Maybe we can see ourselves as the “good” guy, who, with his gun, takes out the
“bad guy” with our ever-faster bullets or better targeting scope.
This
ability to picture ourselves on the big screen, at the center of the battle, is
a kind of narcissism. Thin and pure mirror. Two dimensional.
The flipside of narcissism is
empathy. Picture yourself on the ground, the police trying to identify your
body. Picture yourself with a bullet shot through your spine. Picture
your mother getting the phone call that you were in the club that night.
Picture your mother’s cheeks, the way they collapse into wrinkle. Picture your mother’s
eyes, clouded. Picture your kid waiting for the kind neighbor to pick him up
from school because you’re no longer around to pick him up. Or take him to
taekwondo. Or make him lunch. Or sing him to sleep.
Narcissism
is like watching yourself on a picture screen. You get labels like Good Guy and
Bad Guy and Hero. With empathy, things aren’t so two-dimensional. Even the
police hero who shoots the shooter is still the shooter. At night, you don’t
sleep, seeing the surprise in the eyes of the man who was the shooter but, in
the moment that you shot him, became a shocked kid who wondered what the hell
he was thinking. Shot out of his craziness for the moment. Shot out of himself
into the momentary empathy, now that he has been shot, that he too is just like
them. A victim of a bullet.
We
all must be a little crazy—still able to go swimming, go to the movies, to the
park to the club—in the aftermath of this bigger craziness. Maybe we think by
writing our senators and congress people we have built a kind of prophylactic.
“I wrote my representative,” as kind of bullet proof vest.
It is the provenance of the truly mentally ill to
walk around as if they are someone else: schizophrenia, Messiah complex. Maybe
the devastatingly mentally ill have something to teach us. Maybe, like reading
books and learning history, extended periods of imagining yourself in someone
else’s shoes isn’t only crazy but is a kind of crazy that can get us out of
this mess to learn there is no us versus them. There is us in Kindergarten and
us in the movie theater and us on campus and us at the gay bar. We are simultaneously
pulling the trigger and in the line of fire. Only we, by recognizing we are an
‘us’ and not a they, can put the gun down.

◆ Record list
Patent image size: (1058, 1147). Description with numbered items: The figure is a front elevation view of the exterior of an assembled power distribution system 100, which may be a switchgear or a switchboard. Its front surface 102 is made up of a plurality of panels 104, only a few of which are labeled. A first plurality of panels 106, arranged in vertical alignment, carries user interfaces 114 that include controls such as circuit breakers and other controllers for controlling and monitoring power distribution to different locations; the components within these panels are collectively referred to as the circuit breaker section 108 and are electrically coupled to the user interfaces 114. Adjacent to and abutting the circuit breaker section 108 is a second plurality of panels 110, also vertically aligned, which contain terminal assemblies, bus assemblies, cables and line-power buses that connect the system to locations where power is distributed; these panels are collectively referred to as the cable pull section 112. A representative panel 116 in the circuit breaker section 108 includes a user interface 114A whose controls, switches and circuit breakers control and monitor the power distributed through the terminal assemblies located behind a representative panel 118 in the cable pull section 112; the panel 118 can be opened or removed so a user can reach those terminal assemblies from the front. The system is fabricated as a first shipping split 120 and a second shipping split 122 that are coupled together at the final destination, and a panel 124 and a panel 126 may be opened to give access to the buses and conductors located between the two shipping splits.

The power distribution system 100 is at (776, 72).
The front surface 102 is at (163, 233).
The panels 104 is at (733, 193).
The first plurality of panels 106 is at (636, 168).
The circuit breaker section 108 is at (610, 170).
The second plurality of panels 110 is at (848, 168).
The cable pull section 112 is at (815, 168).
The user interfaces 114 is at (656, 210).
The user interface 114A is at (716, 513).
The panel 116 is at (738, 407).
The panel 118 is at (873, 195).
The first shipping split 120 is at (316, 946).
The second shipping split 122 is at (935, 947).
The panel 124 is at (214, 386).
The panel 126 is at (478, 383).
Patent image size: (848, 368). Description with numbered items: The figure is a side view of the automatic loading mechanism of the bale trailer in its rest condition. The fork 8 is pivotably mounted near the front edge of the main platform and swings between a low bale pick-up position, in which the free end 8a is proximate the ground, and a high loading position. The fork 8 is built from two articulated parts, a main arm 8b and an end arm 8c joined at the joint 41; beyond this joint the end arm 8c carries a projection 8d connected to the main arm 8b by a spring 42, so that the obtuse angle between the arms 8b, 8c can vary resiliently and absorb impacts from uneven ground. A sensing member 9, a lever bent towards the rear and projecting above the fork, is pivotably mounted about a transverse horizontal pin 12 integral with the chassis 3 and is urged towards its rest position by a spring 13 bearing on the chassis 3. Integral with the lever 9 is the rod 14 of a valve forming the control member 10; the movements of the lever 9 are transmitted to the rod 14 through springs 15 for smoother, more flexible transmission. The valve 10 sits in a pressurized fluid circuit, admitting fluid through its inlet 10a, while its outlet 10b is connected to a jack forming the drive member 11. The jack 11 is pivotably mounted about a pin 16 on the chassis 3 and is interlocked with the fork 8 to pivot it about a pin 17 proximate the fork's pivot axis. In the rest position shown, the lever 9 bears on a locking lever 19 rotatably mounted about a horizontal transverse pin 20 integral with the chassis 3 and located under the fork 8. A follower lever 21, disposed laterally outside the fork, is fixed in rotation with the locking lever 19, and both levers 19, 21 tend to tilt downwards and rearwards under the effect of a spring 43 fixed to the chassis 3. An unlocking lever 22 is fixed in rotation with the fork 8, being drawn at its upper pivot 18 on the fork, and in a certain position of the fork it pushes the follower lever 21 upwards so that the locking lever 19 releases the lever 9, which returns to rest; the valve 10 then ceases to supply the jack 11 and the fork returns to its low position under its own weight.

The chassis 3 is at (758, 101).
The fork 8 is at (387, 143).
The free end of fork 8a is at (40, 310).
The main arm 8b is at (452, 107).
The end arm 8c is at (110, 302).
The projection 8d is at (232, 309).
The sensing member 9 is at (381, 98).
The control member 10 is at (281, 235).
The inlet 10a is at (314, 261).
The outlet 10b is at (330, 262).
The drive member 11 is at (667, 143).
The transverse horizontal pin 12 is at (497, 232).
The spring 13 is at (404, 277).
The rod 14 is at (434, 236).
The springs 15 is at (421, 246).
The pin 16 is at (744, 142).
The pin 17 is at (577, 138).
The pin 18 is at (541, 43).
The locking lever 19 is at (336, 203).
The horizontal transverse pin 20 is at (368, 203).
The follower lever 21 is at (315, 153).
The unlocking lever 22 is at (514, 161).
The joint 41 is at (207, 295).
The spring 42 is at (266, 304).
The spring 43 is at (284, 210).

◆ Exercise objective
Decide whether each statement agrees with the passage on narcissism and empathy: (a) empathy is named as the flipside of narcissism, (b) narcissism is described as three-dimensional, (c) a police hero who shoots the shooter is still called the shooter. Answer yes or no for each, quoting the words of the passage that decide it. The rows bear no relation to the passage on narcissism and empathy.

◆ Full response
(a) Yes: "The flipside of narcissism is empathy."
(b) No: "Thin and pure mirror. Two dimensional."
(c) Yes: "Even the police hero who shoots the shooter is still the shooter."